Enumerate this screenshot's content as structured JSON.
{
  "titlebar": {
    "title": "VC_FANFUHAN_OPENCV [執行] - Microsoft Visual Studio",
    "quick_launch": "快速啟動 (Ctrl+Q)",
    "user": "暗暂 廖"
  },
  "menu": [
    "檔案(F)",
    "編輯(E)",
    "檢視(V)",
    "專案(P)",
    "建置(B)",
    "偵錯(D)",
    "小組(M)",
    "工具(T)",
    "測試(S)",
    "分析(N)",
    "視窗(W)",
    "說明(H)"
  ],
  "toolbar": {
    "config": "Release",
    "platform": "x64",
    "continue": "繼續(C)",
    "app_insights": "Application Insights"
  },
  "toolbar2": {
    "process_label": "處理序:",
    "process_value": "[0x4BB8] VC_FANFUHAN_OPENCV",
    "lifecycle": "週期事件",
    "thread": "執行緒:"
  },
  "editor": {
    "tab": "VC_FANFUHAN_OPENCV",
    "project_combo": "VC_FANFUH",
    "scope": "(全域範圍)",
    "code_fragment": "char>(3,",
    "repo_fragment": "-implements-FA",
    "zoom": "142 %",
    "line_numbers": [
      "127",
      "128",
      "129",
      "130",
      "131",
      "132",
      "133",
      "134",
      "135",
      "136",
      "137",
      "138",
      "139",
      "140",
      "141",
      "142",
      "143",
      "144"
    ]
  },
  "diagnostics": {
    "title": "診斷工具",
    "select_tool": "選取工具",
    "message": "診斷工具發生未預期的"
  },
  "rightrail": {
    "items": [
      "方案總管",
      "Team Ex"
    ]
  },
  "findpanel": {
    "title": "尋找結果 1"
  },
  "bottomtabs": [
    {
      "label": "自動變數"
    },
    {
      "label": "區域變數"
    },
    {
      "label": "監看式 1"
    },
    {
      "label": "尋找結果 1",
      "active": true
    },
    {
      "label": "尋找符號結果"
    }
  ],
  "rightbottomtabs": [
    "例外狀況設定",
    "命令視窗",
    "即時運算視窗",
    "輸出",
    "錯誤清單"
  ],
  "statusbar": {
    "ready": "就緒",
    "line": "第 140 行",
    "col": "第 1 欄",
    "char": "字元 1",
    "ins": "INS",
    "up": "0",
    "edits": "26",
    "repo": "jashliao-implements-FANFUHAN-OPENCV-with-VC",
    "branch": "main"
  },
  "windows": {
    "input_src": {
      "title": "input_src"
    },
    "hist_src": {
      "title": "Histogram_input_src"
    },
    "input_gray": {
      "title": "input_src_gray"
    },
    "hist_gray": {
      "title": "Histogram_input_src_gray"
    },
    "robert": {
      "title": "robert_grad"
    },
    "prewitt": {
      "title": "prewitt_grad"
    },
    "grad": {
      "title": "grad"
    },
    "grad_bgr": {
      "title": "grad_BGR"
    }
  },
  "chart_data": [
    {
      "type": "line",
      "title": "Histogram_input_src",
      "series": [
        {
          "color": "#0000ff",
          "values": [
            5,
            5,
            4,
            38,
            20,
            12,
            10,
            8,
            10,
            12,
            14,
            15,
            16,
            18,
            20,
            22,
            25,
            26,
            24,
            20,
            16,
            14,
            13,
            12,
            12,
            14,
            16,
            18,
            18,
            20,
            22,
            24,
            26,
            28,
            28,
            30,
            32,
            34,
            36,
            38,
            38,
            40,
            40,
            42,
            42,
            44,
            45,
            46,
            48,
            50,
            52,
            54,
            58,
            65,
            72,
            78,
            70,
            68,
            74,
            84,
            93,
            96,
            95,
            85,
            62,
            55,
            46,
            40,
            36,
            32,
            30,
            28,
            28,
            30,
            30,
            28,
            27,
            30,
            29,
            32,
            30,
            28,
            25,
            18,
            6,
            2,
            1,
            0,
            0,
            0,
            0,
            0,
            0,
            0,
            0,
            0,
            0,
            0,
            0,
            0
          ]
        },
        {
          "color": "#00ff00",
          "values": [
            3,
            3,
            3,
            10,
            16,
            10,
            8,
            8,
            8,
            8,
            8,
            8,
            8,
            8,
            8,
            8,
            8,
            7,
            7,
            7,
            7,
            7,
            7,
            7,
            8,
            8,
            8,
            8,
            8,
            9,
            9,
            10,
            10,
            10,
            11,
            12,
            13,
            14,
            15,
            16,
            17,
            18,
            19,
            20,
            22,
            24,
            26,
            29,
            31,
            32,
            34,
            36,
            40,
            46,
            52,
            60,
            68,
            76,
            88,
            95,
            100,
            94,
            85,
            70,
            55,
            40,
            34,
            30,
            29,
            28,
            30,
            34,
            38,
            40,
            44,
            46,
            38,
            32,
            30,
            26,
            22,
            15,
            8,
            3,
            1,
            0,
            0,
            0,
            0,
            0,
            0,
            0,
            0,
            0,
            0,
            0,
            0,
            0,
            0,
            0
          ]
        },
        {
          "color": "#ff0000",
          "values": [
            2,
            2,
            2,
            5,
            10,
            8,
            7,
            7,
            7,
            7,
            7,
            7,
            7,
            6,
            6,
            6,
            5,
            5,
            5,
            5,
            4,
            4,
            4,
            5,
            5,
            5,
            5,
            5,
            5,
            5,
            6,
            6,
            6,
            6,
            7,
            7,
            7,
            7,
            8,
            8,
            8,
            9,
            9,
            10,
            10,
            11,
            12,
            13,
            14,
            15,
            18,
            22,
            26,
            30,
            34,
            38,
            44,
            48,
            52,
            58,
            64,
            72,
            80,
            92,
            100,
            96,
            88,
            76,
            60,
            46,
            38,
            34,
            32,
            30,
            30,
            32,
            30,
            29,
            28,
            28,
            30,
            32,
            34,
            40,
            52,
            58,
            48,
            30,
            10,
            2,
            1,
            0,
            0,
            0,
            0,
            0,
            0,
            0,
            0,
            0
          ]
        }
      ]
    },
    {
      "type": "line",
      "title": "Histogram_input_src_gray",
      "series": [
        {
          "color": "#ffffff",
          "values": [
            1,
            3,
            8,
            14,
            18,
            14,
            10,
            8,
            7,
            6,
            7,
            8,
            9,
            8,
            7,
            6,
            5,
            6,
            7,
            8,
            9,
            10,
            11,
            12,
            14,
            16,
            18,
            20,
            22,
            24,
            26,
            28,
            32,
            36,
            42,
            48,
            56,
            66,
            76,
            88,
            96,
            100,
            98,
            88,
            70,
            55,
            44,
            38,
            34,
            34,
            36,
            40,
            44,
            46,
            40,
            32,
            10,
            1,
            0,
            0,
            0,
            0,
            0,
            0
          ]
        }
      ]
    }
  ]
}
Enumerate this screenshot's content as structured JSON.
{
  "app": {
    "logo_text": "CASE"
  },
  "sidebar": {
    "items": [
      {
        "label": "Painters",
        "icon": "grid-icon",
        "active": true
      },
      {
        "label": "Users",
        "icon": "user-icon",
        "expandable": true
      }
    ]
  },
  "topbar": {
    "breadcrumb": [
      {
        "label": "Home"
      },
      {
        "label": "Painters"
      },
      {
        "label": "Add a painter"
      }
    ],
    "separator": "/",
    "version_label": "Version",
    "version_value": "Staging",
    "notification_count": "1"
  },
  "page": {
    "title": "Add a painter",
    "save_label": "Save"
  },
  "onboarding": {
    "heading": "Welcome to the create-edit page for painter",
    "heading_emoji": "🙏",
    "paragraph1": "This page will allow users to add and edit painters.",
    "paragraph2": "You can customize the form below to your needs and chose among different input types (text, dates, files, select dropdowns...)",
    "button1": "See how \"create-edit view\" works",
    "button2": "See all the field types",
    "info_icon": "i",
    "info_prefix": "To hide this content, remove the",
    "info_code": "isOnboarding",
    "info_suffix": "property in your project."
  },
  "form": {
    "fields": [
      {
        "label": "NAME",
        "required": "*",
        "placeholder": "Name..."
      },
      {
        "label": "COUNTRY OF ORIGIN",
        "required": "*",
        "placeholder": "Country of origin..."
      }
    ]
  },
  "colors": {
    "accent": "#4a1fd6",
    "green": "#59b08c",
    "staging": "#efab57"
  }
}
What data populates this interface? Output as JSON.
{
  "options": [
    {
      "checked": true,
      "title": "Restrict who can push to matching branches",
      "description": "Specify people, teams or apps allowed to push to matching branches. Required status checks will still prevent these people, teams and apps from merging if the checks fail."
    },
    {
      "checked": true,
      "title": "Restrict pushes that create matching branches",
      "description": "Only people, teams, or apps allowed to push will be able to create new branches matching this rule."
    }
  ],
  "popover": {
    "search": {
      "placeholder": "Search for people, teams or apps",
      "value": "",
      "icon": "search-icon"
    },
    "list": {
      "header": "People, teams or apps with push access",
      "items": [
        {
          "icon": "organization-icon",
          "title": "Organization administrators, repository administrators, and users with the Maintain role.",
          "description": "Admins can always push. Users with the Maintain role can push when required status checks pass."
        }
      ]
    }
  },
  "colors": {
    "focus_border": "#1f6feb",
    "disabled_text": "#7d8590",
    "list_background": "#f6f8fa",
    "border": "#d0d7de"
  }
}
--*--
**Instruction**
Count every line of the records that holds "implements". State the number, nothing else.

**Answer below**
2